Data entries for graphics ▸
---+---

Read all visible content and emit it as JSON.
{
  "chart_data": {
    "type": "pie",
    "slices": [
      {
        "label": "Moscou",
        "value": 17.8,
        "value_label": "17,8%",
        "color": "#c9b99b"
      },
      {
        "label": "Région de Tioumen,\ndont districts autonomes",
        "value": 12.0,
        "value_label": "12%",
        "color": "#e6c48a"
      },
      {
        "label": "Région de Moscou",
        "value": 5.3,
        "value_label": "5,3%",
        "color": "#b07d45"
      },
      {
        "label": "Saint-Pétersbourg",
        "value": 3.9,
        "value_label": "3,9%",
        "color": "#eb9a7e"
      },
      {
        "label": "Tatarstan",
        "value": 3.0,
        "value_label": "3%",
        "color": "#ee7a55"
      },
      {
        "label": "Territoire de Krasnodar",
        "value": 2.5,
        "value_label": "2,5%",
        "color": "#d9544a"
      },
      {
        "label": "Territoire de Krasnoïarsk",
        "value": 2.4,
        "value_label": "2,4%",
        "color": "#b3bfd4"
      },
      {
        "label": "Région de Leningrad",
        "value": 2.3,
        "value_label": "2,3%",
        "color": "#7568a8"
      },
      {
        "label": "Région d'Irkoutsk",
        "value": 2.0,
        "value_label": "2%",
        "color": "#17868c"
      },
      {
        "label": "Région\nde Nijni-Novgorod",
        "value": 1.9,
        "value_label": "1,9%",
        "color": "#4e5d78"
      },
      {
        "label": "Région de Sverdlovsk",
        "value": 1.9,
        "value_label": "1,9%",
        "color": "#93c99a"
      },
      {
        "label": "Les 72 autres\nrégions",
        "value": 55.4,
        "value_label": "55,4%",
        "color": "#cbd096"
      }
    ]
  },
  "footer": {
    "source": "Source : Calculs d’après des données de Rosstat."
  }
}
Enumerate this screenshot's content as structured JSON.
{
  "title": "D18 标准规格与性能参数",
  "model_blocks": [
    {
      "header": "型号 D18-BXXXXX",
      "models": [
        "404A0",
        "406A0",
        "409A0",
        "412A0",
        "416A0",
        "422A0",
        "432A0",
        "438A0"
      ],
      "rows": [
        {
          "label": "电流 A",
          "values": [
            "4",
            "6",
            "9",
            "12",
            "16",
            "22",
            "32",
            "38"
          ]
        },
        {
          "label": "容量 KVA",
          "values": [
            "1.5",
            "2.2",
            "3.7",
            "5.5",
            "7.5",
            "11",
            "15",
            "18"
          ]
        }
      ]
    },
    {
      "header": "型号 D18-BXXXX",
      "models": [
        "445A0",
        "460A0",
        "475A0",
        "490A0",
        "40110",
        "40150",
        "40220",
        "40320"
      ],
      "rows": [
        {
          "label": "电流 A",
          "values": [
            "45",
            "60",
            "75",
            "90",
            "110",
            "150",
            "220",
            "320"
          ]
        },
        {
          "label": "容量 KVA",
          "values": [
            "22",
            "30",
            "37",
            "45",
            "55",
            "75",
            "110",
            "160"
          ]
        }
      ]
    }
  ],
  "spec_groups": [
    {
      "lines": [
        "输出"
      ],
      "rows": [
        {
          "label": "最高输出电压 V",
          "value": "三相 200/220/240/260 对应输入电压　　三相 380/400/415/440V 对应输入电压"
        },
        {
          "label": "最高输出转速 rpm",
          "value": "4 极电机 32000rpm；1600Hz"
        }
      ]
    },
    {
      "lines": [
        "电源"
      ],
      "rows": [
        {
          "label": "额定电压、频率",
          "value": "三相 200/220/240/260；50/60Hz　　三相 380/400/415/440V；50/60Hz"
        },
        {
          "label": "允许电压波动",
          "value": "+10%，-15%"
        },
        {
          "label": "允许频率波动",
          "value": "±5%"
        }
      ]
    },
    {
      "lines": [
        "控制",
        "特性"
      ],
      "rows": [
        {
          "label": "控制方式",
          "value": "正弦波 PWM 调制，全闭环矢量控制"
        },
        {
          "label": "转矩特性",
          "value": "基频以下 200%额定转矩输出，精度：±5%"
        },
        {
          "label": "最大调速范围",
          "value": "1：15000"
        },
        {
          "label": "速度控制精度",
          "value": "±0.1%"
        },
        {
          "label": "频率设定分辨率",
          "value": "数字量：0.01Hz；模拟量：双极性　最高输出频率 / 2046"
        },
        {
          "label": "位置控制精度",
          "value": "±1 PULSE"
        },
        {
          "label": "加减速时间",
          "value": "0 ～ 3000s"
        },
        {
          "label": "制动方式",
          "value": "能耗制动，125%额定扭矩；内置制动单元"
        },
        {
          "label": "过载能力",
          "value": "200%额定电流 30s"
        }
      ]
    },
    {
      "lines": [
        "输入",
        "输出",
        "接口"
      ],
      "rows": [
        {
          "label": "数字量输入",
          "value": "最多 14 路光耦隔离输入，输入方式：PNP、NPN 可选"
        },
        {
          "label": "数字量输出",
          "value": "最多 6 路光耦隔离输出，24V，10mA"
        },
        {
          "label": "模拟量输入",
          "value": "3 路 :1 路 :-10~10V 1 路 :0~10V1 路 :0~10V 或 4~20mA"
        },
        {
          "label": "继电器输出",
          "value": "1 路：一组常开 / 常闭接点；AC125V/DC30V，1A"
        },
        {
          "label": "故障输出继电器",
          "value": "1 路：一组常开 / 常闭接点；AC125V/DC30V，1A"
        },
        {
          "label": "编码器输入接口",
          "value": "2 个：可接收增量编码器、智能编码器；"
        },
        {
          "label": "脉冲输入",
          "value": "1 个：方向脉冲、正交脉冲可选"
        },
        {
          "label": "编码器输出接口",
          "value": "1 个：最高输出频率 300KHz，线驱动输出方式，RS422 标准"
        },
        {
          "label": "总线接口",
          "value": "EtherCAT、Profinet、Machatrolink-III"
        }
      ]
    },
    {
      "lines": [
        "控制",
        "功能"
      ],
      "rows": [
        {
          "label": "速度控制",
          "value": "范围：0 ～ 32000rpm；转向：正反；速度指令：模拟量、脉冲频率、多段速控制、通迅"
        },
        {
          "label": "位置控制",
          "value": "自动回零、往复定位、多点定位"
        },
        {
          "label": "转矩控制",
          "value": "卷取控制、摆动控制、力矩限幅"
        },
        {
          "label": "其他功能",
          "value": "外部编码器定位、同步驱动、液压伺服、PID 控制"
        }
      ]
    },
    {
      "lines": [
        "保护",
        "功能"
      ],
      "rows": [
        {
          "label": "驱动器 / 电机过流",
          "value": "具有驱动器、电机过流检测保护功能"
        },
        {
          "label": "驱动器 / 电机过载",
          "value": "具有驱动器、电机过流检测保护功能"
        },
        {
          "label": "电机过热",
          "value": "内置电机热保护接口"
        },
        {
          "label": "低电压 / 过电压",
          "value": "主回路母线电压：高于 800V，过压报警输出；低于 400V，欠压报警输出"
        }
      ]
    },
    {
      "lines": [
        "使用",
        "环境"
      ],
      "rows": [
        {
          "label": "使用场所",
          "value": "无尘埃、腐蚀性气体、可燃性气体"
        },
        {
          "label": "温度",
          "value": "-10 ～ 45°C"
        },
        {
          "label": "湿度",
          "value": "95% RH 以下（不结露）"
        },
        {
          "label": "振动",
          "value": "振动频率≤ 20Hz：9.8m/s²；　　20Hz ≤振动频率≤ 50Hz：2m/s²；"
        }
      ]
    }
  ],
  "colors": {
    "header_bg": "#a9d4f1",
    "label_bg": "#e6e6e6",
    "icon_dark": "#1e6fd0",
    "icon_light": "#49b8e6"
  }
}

---+---

What is asked ▸
Locate the word "JSON" in the data above. Copy every line carrying it.

Result of the task ▸
Read all visible content and emit it as JSON.
Enumerate this screenshot's content as structured JSON.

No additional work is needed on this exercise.